▸ What needs to be done
Copy each line below in which the word "Logger" occurs.

▸ Recorded information
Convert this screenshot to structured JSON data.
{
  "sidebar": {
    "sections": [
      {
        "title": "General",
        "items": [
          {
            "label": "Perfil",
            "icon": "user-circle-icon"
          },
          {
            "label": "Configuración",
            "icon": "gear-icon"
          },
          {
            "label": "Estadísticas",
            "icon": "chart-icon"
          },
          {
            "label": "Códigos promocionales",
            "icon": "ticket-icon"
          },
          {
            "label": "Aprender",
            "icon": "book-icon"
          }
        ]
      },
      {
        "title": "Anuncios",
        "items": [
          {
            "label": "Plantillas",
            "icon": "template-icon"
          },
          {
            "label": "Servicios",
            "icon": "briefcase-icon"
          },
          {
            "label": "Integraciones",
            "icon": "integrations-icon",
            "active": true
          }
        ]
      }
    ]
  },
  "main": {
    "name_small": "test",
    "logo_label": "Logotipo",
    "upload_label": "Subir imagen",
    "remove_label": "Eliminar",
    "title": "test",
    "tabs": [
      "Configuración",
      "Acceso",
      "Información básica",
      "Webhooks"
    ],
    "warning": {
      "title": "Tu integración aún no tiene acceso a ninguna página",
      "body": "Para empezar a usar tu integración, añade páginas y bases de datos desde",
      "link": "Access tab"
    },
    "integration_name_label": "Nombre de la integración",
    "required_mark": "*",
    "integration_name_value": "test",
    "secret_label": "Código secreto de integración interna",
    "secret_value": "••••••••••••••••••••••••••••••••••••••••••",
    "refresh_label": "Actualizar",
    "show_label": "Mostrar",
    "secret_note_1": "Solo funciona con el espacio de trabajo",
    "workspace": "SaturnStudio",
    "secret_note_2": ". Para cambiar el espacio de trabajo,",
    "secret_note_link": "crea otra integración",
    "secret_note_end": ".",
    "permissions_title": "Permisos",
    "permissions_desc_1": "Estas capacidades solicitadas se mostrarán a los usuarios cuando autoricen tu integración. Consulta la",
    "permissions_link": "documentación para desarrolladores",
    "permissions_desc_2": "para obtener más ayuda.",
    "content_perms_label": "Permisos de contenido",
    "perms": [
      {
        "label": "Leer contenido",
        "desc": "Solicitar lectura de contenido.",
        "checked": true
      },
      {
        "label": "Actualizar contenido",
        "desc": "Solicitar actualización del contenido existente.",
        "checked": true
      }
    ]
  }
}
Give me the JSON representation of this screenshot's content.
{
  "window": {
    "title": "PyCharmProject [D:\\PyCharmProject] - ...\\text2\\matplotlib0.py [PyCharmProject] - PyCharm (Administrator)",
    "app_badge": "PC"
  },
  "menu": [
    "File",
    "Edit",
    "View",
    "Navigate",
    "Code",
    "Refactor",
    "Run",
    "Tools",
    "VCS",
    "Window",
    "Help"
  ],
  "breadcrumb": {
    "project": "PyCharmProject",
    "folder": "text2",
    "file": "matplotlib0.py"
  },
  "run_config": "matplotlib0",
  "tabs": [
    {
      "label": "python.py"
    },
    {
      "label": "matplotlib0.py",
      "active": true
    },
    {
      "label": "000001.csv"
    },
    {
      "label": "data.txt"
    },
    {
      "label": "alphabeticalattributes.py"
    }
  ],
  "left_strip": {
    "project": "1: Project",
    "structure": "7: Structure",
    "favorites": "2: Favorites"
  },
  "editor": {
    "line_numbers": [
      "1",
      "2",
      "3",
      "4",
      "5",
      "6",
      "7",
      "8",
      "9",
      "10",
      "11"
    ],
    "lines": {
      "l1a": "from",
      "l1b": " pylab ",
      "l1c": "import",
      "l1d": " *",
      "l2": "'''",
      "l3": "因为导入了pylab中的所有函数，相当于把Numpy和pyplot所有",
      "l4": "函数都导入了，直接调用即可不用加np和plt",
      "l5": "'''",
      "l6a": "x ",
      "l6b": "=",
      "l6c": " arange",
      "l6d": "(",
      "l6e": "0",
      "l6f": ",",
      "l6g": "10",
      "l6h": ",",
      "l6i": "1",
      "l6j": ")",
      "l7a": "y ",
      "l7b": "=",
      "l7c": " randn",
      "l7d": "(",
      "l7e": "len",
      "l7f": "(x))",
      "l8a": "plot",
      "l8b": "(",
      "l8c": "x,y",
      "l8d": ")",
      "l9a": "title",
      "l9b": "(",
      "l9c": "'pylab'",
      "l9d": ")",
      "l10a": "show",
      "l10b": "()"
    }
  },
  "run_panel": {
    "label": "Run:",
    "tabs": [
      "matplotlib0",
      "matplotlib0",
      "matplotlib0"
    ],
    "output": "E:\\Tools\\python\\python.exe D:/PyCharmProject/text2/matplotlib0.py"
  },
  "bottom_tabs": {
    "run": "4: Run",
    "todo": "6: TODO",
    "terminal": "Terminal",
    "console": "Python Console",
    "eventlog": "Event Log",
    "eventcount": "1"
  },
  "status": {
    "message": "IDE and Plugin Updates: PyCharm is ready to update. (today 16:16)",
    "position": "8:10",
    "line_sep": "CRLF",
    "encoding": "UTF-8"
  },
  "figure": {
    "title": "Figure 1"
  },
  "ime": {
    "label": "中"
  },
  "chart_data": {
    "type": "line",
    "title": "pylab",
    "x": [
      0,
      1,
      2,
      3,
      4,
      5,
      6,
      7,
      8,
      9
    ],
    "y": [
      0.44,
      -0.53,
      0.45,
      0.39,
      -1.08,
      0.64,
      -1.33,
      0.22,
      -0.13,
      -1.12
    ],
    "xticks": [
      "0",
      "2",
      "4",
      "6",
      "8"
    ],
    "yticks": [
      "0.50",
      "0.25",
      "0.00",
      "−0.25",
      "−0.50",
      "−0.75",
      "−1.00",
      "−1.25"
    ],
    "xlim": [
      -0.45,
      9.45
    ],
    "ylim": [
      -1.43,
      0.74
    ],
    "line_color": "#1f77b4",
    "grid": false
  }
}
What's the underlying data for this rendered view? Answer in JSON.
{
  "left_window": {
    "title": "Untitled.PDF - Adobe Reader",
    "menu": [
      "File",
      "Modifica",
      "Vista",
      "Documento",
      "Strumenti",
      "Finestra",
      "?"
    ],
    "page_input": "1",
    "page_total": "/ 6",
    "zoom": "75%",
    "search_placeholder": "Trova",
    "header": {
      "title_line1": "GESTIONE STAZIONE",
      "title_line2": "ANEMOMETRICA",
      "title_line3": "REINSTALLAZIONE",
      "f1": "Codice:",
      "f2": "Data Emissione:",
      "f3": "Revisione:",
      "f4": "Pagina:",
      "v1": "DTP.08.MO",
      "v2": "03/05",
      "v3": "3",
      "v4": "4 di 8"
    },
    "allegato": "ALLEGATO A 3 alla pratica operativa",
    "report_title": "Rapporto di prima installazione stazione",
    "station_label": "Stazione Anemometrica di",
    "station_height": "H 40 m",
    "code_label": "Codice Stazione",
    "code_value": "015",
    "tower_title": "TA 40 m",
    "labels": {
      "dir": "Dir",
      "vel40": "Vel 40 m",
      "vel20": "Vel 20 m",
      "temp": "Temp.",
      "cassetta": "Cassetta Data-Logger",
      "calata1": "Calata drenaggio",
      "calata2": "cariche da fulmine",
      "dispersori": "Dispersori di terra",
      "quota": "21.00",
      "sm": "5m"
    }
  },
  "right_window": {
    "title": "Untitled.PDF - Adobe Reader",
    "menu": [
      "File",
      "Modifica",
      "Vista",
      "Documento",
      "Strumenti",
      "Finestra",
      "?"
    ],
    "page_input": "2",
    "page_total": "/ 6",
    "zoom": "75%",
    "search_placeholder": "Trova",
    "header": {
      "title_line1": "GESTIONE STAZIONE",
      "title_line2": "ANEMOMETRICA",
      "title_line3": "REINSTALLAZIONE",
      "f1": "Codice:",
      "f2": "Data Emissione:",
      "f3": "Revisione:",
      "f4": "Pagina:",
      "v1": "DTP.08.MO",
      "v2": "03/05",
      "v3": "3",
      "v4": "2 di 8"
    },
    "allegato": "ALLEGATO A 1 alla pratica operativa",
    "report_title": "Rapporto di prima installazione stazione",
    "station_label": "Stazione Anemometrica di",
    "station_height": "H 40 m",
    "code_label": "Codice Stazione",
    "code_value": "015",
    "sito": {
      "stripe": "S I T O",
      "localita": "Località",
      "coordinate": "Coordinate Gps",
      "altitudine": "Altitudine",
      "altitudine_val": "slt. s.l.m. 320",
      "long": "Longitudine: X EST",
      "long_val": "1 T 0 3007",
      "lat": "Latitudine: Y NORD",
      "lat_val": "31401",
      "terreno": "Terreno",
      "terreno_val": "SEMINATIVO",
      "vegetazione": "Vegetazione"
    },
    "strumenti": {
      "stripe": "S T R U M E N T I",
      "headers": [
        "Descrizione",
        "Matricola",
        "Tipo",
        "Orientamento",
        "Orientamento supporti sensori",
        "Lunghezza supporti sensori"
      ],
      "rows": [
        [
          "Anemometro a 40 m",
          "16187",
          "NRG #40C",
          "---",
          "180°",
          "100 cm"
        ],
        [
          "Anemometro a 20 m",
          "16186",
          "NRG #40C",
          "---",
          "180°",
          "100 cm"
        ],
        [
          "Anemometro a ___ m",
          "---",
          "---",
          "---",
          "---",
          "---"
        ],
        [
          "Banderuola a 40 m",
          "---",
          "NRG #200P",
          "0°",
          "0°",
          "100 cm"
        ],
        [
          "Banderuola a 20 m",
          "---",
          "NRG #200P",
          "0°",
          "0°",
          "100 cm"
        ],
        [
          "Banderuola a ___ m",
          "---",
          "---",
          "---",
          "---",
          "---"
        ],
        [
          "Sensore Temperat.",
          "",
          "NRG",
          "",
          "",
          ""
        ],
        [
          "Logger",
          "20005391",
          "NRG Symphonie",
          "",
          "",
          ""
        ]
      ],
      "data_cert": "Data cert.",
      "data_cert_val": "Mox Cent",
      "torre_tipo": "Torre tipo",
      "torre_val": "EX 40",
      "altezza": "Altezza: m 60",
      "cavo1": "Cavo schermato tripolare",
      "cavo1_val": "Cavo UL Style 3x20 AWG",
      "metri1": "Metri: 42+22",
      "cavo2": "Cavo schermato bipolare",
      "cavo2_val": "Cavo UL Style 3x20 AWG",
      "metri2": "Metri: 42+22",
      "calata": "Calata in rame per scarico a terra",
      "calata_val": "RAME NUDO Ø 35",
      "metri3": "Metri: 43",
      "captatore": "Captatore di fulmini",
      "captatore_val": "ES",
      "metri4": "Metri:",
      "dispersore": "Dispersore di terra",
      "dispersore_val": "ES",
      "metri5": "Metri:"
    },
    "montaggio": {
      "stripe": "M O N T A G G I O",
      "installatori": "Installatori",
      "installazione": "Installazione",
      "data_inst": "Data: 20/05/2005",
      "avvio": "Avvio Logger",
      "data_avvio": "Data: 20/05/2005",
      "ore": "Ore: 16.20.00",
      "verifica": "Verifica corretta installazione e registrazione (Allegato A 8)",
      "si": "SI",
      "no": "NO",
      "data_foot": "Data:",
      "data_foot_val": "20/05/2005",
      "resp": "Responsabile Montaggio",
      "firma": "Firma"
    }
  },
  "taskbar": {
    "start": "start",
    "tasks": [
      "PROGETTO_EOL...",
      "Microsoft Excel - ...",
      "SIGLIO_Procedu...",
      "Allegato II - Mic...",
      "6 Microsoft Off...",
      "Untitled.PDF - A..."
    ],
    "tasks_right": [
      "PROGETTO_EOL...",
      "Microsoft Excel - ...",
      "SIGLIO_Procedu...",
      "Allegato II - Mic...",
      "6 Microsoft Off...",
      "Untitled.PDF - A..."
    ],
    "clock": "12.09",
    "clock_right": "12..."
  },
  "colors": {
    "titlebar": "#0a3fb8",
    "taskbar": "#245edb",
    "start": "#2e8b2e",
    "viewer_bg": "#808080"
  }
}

▸ Expected output
      "cassetta": "Cassetta Data-Logger",
          "Logger",
      "avvio": "Avvio Logger",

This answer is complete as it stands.